▶ **Excerpted passage**:
Thursday, 17 June 2010

The Cry Out

Ria was my elder sister, we used to have lots of fights, and never used to speak on unnecessary reason. Whenever we had any work with each other we used to talk. Well this time it wasn’t the work , here first time I wanted a advice from her, well when I said that I had a break up she was shocked and asked me did u even had a girlfriend? She knew that I wasn’t fooling her, she could see into my eyes that I was broke, she made a coffee for me and advised me as she was a girl and pretty much experienced in this stuff. She said that, “Every girl always listens to her family, as in family comes first”. I quietly listened to her and sipped the coffee slowly. I couldn’t sleep that day. It was almost morning and I asked my sister to do a favor telling her to take my cell for today because I never wanted to attend any calls for that day neither I wanted myself to call her or message her because I was getting too restless. Had a bath in the morning and went off to sleep for a while and then off to college in mum’s car she dropped me off. Going to class in a off mood made everyone noticed that I was sad for some reason. We had a morning assembly as it was a junior college, friends seeing at me teasing me saying her name and calling me bugged me more. After the assembly they came to me asking how my date went with Sonia. I was all silent till I reached the class I told them that it’s over, and they knew it was for real and am not faking. They tried to console me, all alone I was crying inside.



Hour and hour, Time by time passed, teacher and teacher, books by books changed, in every class I was unto a dream of getting lost into deep forest, on waves of oceans and seas, in the heat of changing sand dunes of desert, in freezing cold of ice bergs and glaciers, deep into the caves that ended in darkness, finding her.

Then at home my sister arrived and handed over my mobile unto my hands. “She had called” said my sister. I wasn’t interested in knowing what they spoke, she later said that she asked Sonia that was she just flirting or doing time-pass with you, or she has a boyfriend already, Sonia said no to every question. It didn’t make any difference in my behavior.
I couldn’t call her, my mind was too hurt it didn’t wanted to hear her voice.
Next day I had miss call from her I wonder that was the first miss call I had ever gotten from her, I called her back we had a small chat, while keep the phone she said, “Bye”. I waited a moment tears rolling through my eyes I said, “Bye”, and I cried remembering she shouting me to tell every time to tell how much I loved her while keeping the phone. I couldn’t bear, everything related to her was changing, She asked to be her friend and told that friendship is better than being in a relationship and it lasts forever, but I couldn’t do it was too hard for me.

▶ **Rows from a dataset**:
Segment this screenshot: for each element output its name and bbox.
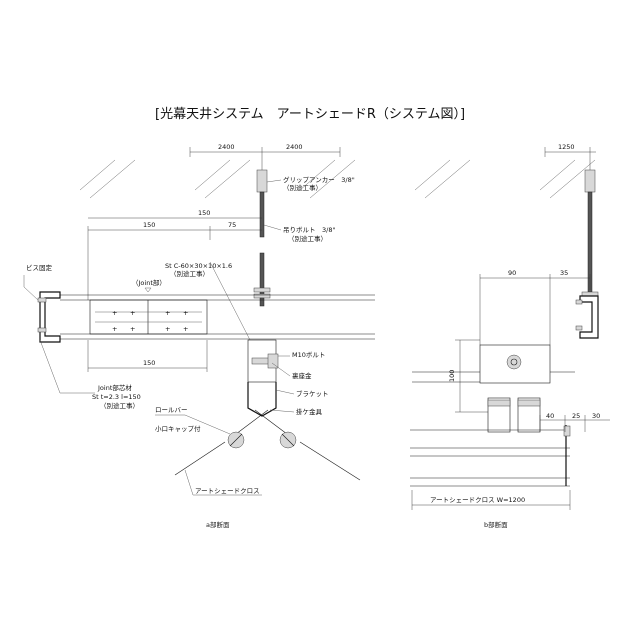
dim-40-25-30: 40 25 30: [539, 412, 610, 432]
bracket-body-b: [479, 344, 551, 433]
label-grip-anchor: グリップアンカー 3/8": [283, 175, 355, 184]
dim-75: 75: [228, 221, 236, 229]
main-channel: [60, 261, 375, 341]
bracket-assembly: [247, 339, 279, 417]
label-st-channel: St C-60×30×10×1.6: [165, 262, 232, 270]
caption-b: b部断面: [484, 520, 508, 529]
label-joint-core-2: St t=2.3 l=150: [92, 393, 141, 401]
dim-150-75: 150 150 75: [87, 209, 262, 300]
hanging-rod: [253, 169, 271, 307]
label-hanging-bolt: 吊りボルト 3/8": [283, 226, 335, 234]
dim-150-bottom: 150: [143, 359, 155, 367]
cross-mark: +: [165, 325, 170, 333]
label-grip-anchor-note: （別途工事）: [283, 183, 322, 192]
dim-150-lower: 150: [87, 340, 208, 372]
dim-30: 30: [592, 412, 600, 420]
label-st-channel-note: （別途工事）: [170, 269, 209, 278]
label-hanging-bolt-note: （別途工事）: [288, 234, 327, 243]
dim-90: 90: [508, 269, 516, 277]
label-joint-core-3: （別途工事）: [100, 401, 139, 410]
dim-2400-left: 2400: [218, 143, 235, 151]
label-bracket: ブラケット: [296, 389, 329, 398]
cross-mark: +: [112, 309, 117, 317]
channel-end-profile: [37, 291, 61, 343]
caption-a: a部断面: [206, 520, 230, 529]
dim-1250: 1250: [544, 143, 596, 170]
cross-mark: +: [165, 309, 170, 317]
slab-hatch: [79, 159, 356, 199]
slab-hatch-b: [414, 159, 596, 199]
hanging-rod-b: [581, 169, 599, 297]
cross-mark: +: [183, 325, 188, 333]
label-cloth: アートシェードクロス: [195, 487, 260, 495]
label-cloth-width: アートシェードクロス W=1200: [430, 496, 525, 504]
label-roll-bar: ロールバー: [155, 406, 188, 414]
dim-35: 35: [560, 269, 568, 277]
dim-150-mid: 150: [143, 221, 155, 229]
label-m10-bolt: M10ボルト: [292, 351, 325, 359]
label-hook-fitting: 掛ケ金具: [296, 407, 323, 416]
cross-mark: +: [112, 325, 117, 333]
dim-40: 40: [546, 412, 554, 420]
dim-100-text: 100: [448, 370, 456, 382]
label-screw-fix: ビス固定: [26, 263, 53, 272]
dim-2400-right: 2400: [286, 143, 303, 151]
label-small-cap: 小口キャップ付: [155, 424, 201, 433]
joint-part: （Joint部） + + + + + + + +: [89, 278, 208, 335]
cross-mark: +: [130, 309, 135, 317]
section-b: 1250 90 35: [410, 143, 610, 529]
dim-100: 100: [448, 339, 488, 413]
dim-top: 2400 2400: [189, 143, 341, 170]
dim-cloth-width: アートシェードクロス W=1200: [411, 490, 571, 510]
label-joint-core-1: Joint部芯材: [97, 383, 132, 392]
label-washer-plate: 裏座金: [292, 371, 312, 380]
dim-25: 25: [572, 412, 580, 420]
dim-150-upper: 150: [198, 209, 210, 217]
dim-90-35: 90 35: [479, 269, 591, 345]
dim-1250-text: 1250: [558, 143, 575, 151]
cloth-cross: [174, 409, 361, 481]
diagram-title: [光幕天井システム アートシェードR（システム図）]: [155, 107, 465, 122]
channel-profile-b: [575, 295, 599, 339]
section-a: 2400 2400 グリップアンカー 3/8" （別途工事） 吊りボルト 3/8…: [23, 143, 375, 529]
cross-mark: +: [183, 309, 188, 317]
horizontal-members-b: [410, 371, 575, 487]
label-joint-part: （Joint部）: [132, 278, 166, 287]
cross-mark: +: [130, 325, 135, 333]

▶ **Stated exercise 1**: Convert the rows between the lines holding "dim-40-25-30: 40 25 30: [539, 412, 610, 432]" and "label-grip-anchor-note: （別途工事）: [283, 183, 322, 192]", inclusive, into a numbered list, leaving out blank lines.
▶ **Stated exercise 2**: Carry on the story about the breakup with Sonia from the point where it stops.

▶ **Answer 1**:
1. dim-40-25-30: 40 25 30: [539, 412, 610, 432]
2. bracket-body-b: [479, 344, 551, 433]
3. label-grip-anchor: グリップアンカー 3/8": [283, 175, 355, 184]
4. dim-75: 75: [228, 221, 236, 229]
5. main-channel: [60, 261, 375, 341]
6. bracket-assembly: [247, 339, 279, 417]
7. label-st-channel: St C-60×30×10×1.6: [165, 262, 232, 270]
8. caption-b: b部断面: [484, 520, 508, 529]
9. label-joint-core-2: St t=2.3 l=150: [92, 393, 141, 401]
10. dim-150-75: 150 150 75: [87, 209, 262, 300]
11. hanging-rod: [253, 169, 271, 307]
12. label-hanging-bolt: 吊りボルト 3/8": [283, 226, 335, 234]
13. dim-150-bottom: 150: [143, 359, 155, 367]
14. cross-mark: +: [165, 325, 170, 333]
15. label-grip-anchor-note: （別途工事）: [283, 183, 322, 192]

▶ **Answer 2**:
Day by day the change was killing me from inside, I wanted to be happy again, I used to ignore calling her but she never used to stop miss calling me, at least in a week I used to get 4 to 5 miss calls of her and we used to talk as friends. I wanted to meet her and ask her that did she really wanted to leave me and why is she doing thing on her face and explain her that we could handle it well but she always refused me, and pleaded me not to come. I started getting doubts as any other person would get, I was possessive about her lot. I started concentrating on my studies, and went into deep thinking and distracted my mind from Sonia.

This one day I got a message on my phone from Sonia asking me a favor, I gladly replied I would love to do it, she replied saying –please could recharge my card and said it was urgent and her parents were outside and she didn’t had any money and said that she would repay me later. The moment I didn’t had any reaction yet on my face, another message comes –Airtel 100rs, I didn’t knew what to reply or even imagine that she would turn up like this, I said my dad’s at home and he won’t let me go out as I am having a practical’s tomorrow.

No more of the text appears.